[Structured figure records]
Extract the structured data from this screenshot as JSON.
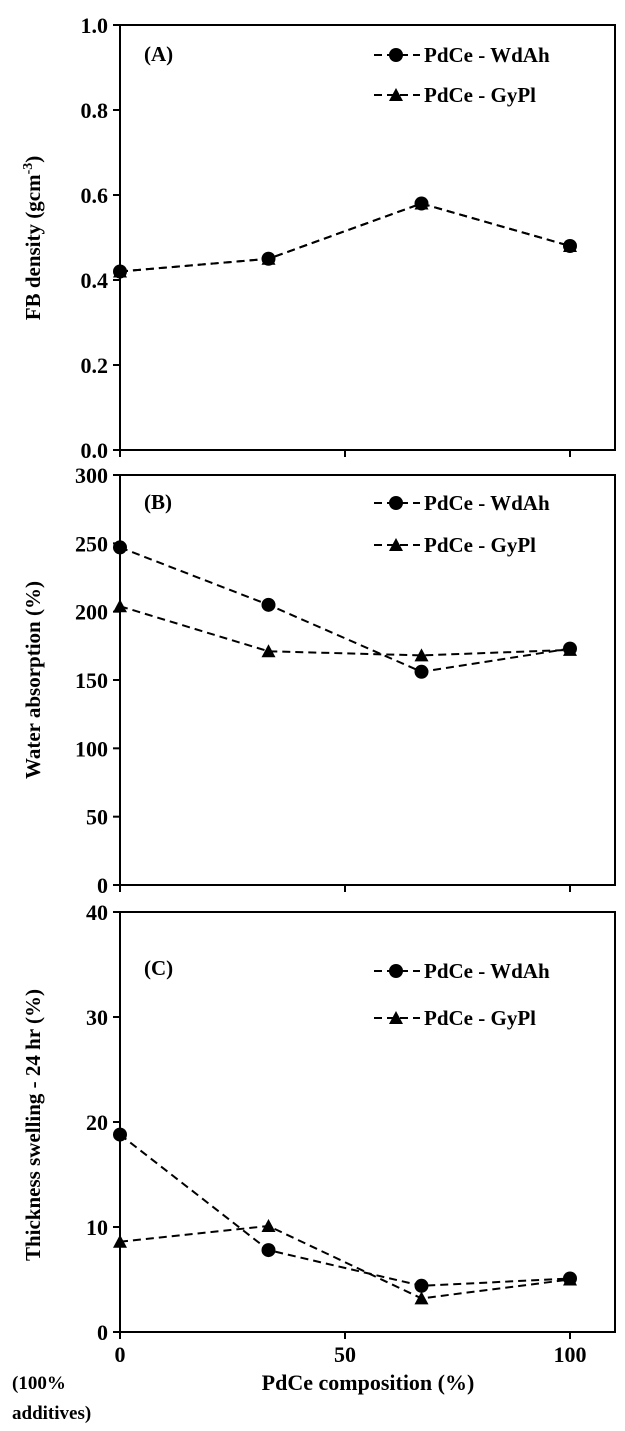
{
  "chart_data": [
    {
      "type": "line",
      "panel_label": "(A)",
      "ylabel": "FB density (gcm",
      "ylabel_sup": "-3",
      "ylabel_close": ")",
      "ylim": [
        0,
        1.0
      ],
      "yticks": [
        "0.0",
        "0.2",
        "0.4",
        "0.6",
        "0.8",
        "1.0"
      ],
      "ytick_values": [
        0,
        0.2,
        0.4,
        0.6,
        0.8,
        1.0
      ],
      "x": [
        0,
        33,
        67,
        100
      ],
      "series": [
        {
          "name": "PdCe - WdAh",
          "marker": "circle",
          "values": [
            0.42,
            0.45,
            0.58,
            0.48
          ]
        },
        {
          "name": "PdCe - GyPl",
          "marker": "triangle",
          "values": [
            0.42,
            0.45,
            0.58,
            0.48
          ]
        }
      ]
    },
    {
      "type": "line",
      "panel_label": "(B)",
      "ylabel": "Water absorption  (%)",
      "ylim": [
        0,
        300
      ],
      "yticks": [
        "0",
        "50",
        "100",
        "150",
        "200",
        "250",
        "300"
      ],
      "ytick_values": [
        0,
        50,
        100,
        150,
        200,
        250,
        300
      ],
      "x": [
        0,
        33,
        67,
        100
      ],
      "series": [
        {
          "name": "PdCe - WdAh",
          "marker": "circle",
          "values": [
            247,
            205,
            156,
            173
          ]
        },
        {
          "name": "PdCe - GyPl",
          "marker": "triangle",
          "values": [
            204,
            171,
            168,
            172
          ]
        }
      ]
    },
    {
      "type": "line",
      "panel_label": "(C)",
      "ylabel": "Thickness  swelling  - 24 hr (%)",
      "ylim": [
        0,
        40
      ],
      "yticks": [
        "0",
        "10",
        "20",
        "30",
        "40"
      ],
      "ytick_values": [
        0,
        10,
        20,
        30,
        40
      ],
      "x": [
        0,
        33,
        67,
        100
      ],
      "series": [
        {
          "name": "PdCe - WdAh",
          "marker": "circle",
          "values": [
            18.8,
            7.8,
            4.4,
            5.1
          ]
        },
        {
          "name": "PdCe - GyPl",
          "marker": "triangle",
          "values": [
            8.6,
            10.1,
            3.2,
            5.0
          ]
        }
      ]
    }
  ],
  "x_axis": {
    "xlabel": "PdCe composition  (%)",
    "xlim": [
      0,
      110
    ],
    "xticks": [
      "0",
      "50",
      "100"
    ],
    "xtick_values": [
      0,
      50,
      100
    ],
    "note_line1": "(100%",
    "note_line2": "additives)"
  },
  "colors": {
    "line": "#000000",
    "marker": "#000000",
    "axis": "#000000"
  }
}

_Short task_:
Your task is an exact transcription of all the data, minus the pictures.

_Exercise answer_:
Extract the structured data from this screenshot as JSON.
{
  "chart_data": [
    {
      "type": "line",
      "panel_label": "(A)",
      "ylabel": "FB density (gcm",
      "ylabel_sup": "-3",
      "ylabel_close": ")",
      "ylim": [
        0,
        1.0
      ],
      "yticks": [
        "0.0",
        "0.2",
        "0.4",
        "0.6",
        "0.8",
        "1.0"
      ],
      "ytick_values": [
        0,
        0.2,
        0.4,
        0.6,
        0.8,
        1.0
      ],
      "x": [
        0,
        33,
        67,
        100
      ],
      "series": [
        {
          "name": "PdCe - WdAh",
          "marker": "circle",
          "values": [
            0.42,
            0.45,
            0.58,
            0.48
          ]
        },
        {
          "name": "PdCe - GyPl",
          "marker": "triangle",
          "values": [
            0.42,
            0.45,
            0.58,
            0.48
          ]
        }
      ]
    },
    {
      "type": "line",
      "panel_label": "(B)",
      "ylabel": "Water absorption  (%)",
      "ylim": [
        0,
        300
      ],
      "yticks": [
        "0",
        "50",
        "100",
        "150",
        "200",
        "250",
        "300"
      ],
      "ytick_values": [
        0,
        50,
        100,
        150,
        200,
        250,
        300
      ],
      "x": [
        0,
        33,
        67,
        100
      ],
      "series": [
        {
          "name": "PdCe - WdAh",
          "marker": "circle",
          "values": [
            247,
            205,
            156,
            173
          ]
        },
        {
          "name": "PdCe - GyPl",
          "marker": "triangle",
          "values": [
            204,
            171,
            168,
            172
          ]
        }
      ]
    },
    {
      "type": "line",
      "panel_label": "(C)",
      "ylabel": "Thickness  swelling  - 24 hr (%)",
      "ylim": [
        0,
        40
      ],
      "yticks": [
        "0",
        "10",
        "20",
        "30",
        "40"
      ],
      "ytick_values": [
        0,
        10,
        20,
        30,
        40
      ],
      "x": [
        0,
        33,
        67,
        100
      ],
      "series": [
        {
          "name": "PdCe - WdAh",
          "marker": "circle",
          "values": [
            18.8,
            7.8,
            4.4,
            5.1
          ]
        },
        {
          "name": "PdCe - GyPl",
          "marker": "triangle",
          "values": [
            8.6,
            10.1,
            3.2,
            5.0
          ]
        }
      ]
    }
  ],
  "x_axis": {
    "xlabel": "PdCe composition  (%)",
    "xlim": [
      0,
      110
    ],
    "xticks": [
      "0",
      "50",
      "100"
    ],
    "xtick_values": [
      0,
      50,
      100
    ],
    "note_line1": "(100%",
    "note_line2": "additives)"
  },
  "colors": {
    "line": "#000000",
    "marker": "#000000",
    "axis": "#000000"
  }
}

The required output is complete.